:: Dataset items ::
:::
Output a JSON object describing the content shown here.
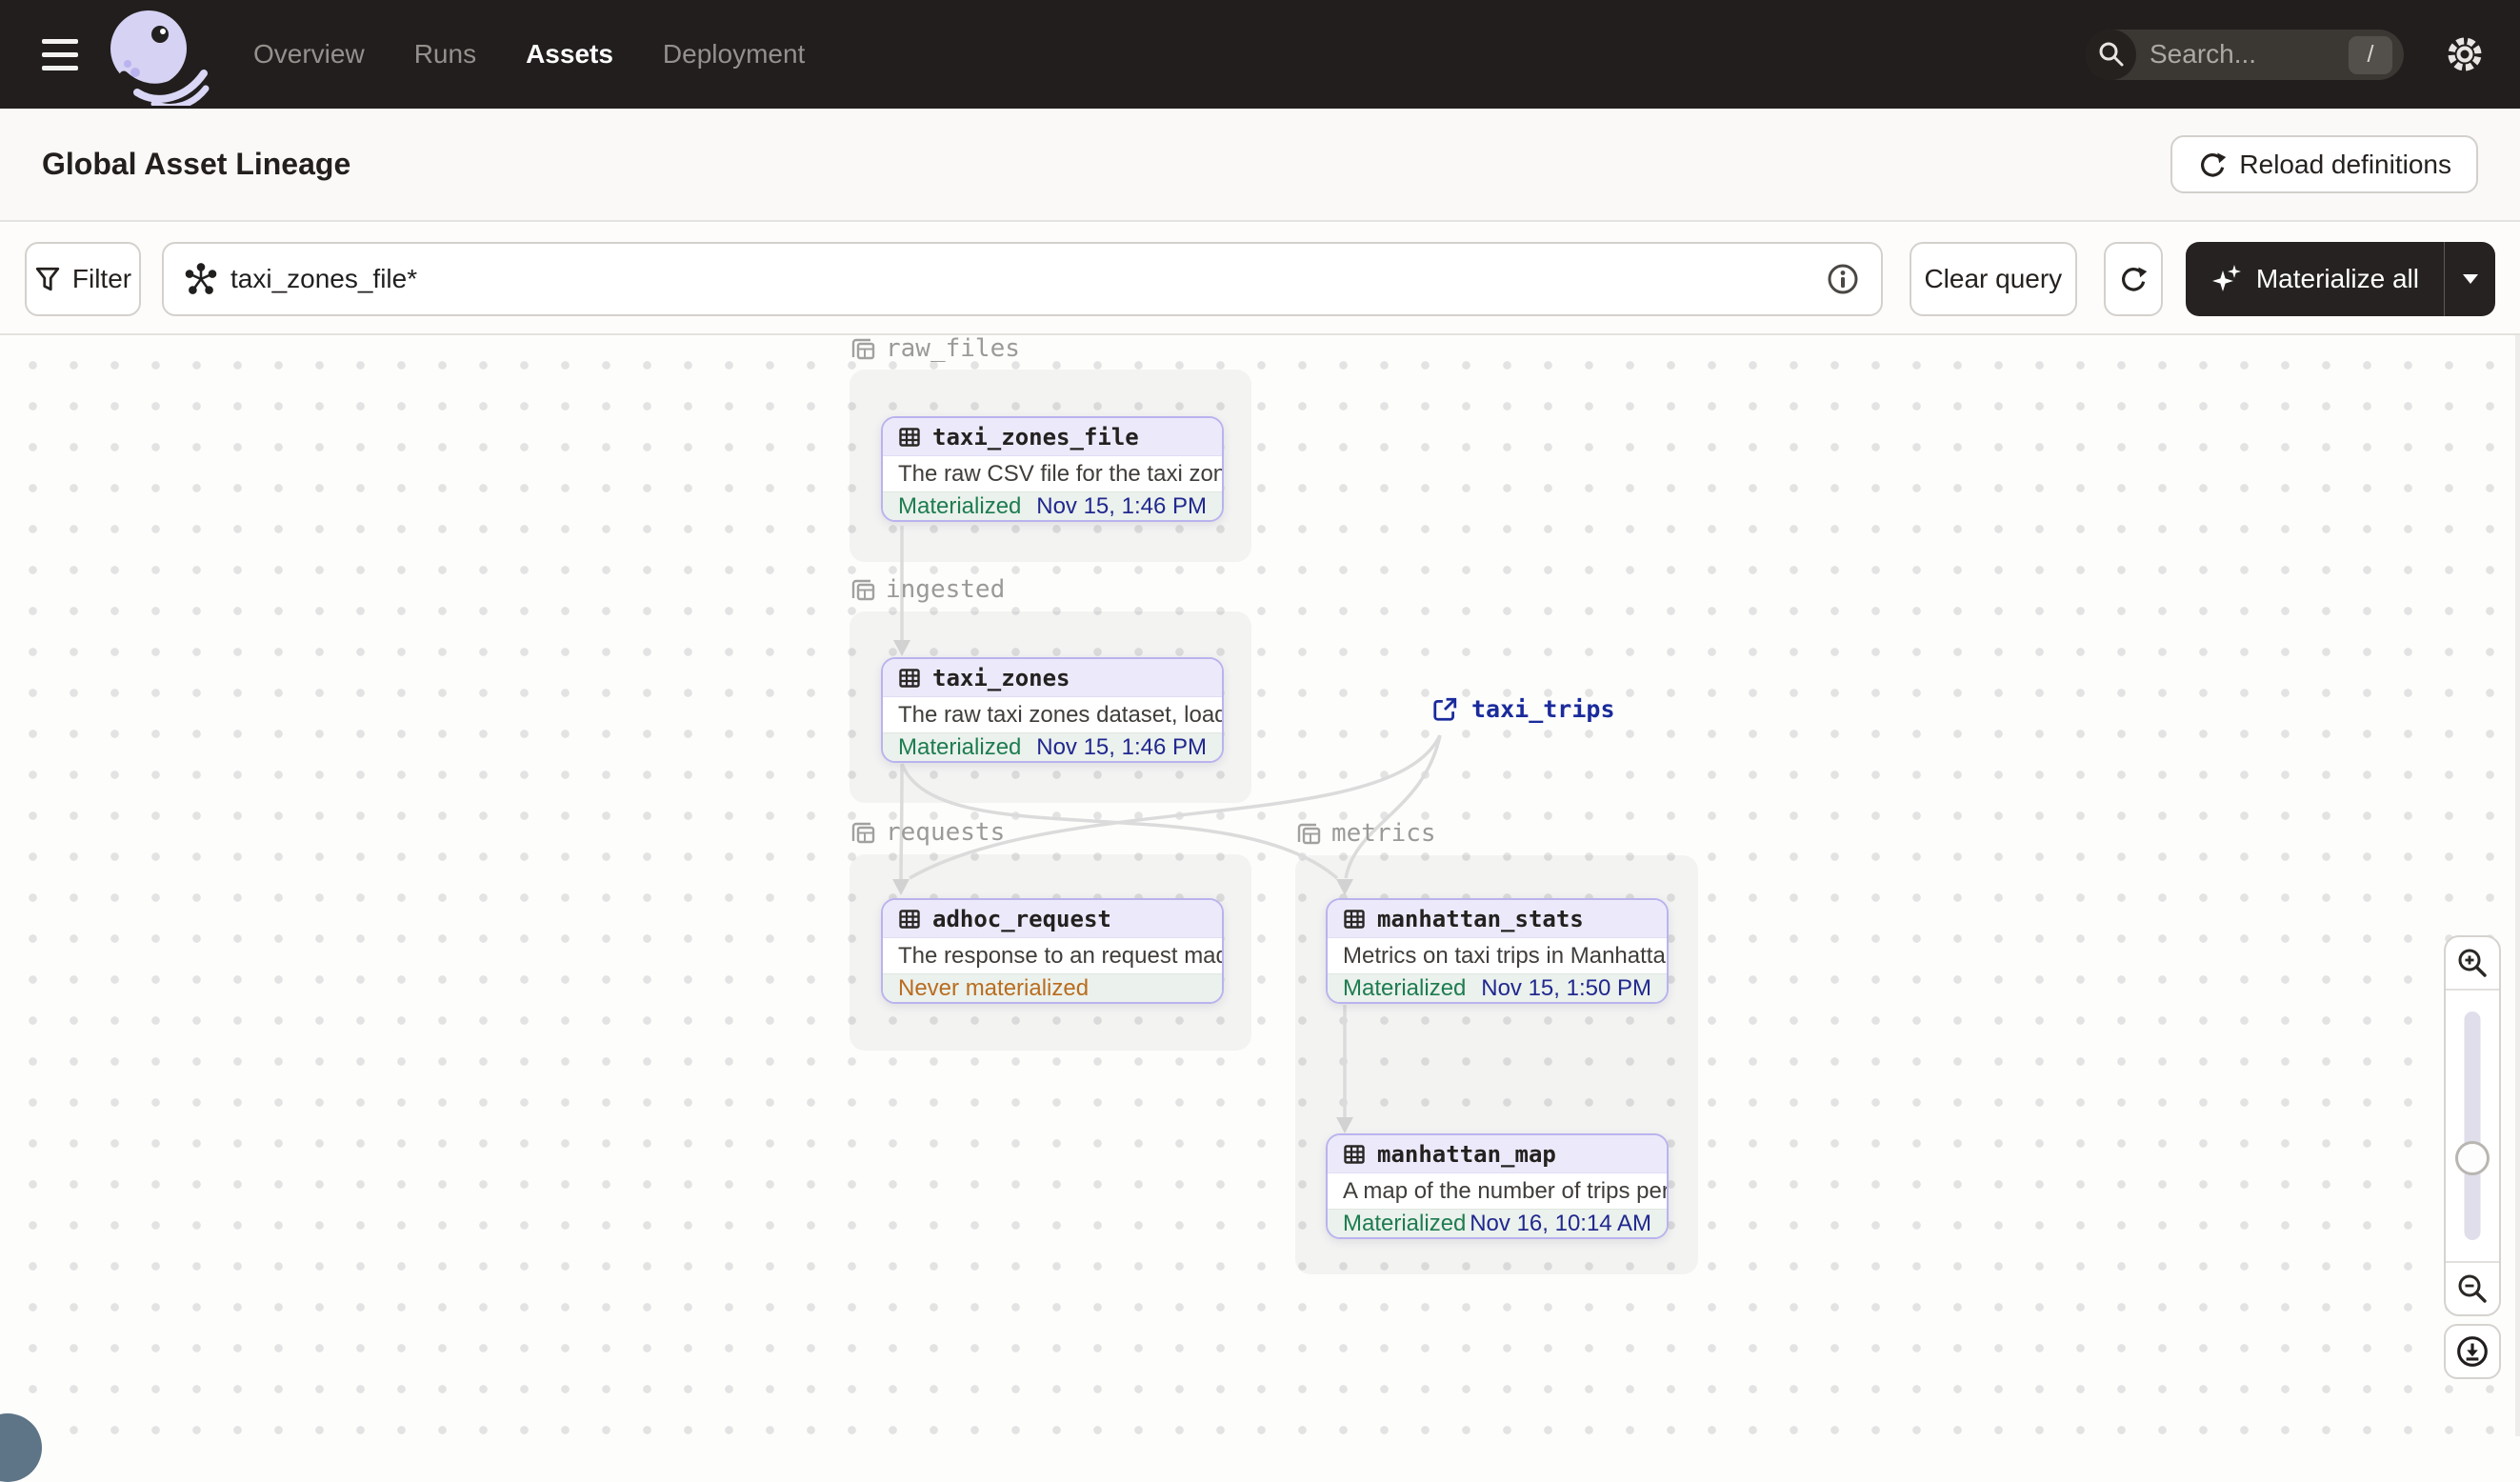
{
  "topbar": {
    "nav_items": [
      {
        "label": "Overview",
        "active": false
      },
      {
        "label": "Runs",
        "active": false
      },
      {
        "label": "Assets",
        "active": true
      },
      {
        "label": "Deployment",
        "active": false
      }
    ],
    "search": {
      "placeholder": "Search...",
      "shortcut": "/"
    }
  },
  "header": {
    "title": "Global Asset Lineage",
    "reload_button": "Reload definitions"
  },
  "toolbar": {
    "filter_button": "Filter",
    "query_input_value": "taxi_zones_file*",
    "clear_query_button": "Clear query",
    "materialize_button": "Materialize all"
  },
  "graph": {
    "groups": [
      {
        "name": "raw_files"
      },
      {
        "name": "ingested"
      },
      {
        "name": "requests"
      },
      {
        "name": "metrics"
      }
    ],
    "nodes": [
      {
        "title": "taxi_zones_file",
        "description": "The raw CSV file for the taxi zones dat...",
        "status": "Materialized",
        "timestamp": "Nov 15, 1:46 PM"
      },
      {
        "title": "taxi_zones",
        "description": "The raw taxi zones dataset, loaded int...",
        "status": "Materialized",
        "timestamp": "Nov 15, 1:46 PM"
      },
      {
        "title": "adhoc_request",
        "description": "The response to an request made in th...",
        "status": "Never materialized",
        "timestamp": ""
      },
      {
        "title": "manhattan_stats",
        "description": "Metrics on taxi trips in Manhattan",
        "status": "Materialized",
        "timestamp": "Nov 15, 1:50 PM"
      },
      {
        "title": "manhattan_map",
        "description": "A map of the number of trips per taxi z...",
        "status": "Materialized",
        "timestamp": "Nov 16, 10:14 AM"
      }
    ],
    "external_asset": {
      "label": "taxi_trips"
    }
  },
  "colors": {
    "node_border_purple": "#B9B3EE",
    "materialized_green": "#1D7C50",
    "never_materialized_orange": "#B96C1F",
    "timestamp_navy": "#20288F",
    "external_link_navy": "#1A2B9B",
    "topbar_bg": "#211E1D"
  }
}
:::
:: Exercise ::
Make an exact copy of all the material, but keep the pictures out of it.

:: Result of the task ::
Output a JSON object describing the content shown here.
{
  "topbar": {
    "nav_items": [
      {
        "label": "Overview",
        "active": false
      },
      {
        "label": "Runs",
        "active": false
      },
      {
        "label": "Assets",
        "active": true
      },
      {
        "label": "Deployment",
        "active": false
      }
    ],
    "search": {
      "placeholder": "Search...",
      "shortcut": "/"
    }
  },
  "header": {
    "title": "Global Asset Lineage",
    "reload_button": "Reload definitions"
  },
  "toolbar": {
    "filter_button": "Filter",
    "query_input_value": "taxi_zones_file*",
    "clear_query_button": "Clear query",
    "materialize_button": "Materialize all"
  },
  "graph": {
    "groups": [
      {
        "name": "raw_files"
      },
      {
        "name": "ingested"
      },
      {
        "name": "requests"
      },
      {
        "name": "metrics"
      }
    ],
    "nodes": [
      {
        "title": "taxi_zones_file",
        "description": "The raw CSV file for the taxi zones dat...",
        "status": "Materialized",
        "timestamp": "Nov 15, 1:46 PM"
      },
      {
        "title": "taxi_zones",
        "description": "The raw taxi zones dataset, loaded int...",
        "status": "Materialized",
        "timestamp": "Nov 15, 1:46 PM"
      },
      {
        "title": "adhoc_request",
        "description": "The response to an request made in th...",
        "status": "Never materialized",
        "timestamp": ""
      },
      {
        "title": "manhattan_stats",
        "description": "Metrics on taxi trips in Manhattan",
        "status": "Materialized",
        "timestamp": "Nov 15, 1:50 PM"
      },
      {
        "title": "manhattan_map",
        "description": "A map of the number of trips per taxi z...",
        "status": "Materialized",
        "timestamp": "Nov 16, 10:14 AM"
      }
    ],
    "external_asset": {
      "label": "taxi_trips"
    }
  },
  "colors": {
    "node_border_purple": "#B9B3EE",
    "materialized_green": "#1D7C50",
    "never_materialized_orange": "#B96C1F",
    "timestamp_navy": "#20288F",
    "external_link_navy": "#1A2B9B",
    "topbar_bg": "#211E1D"
  }
}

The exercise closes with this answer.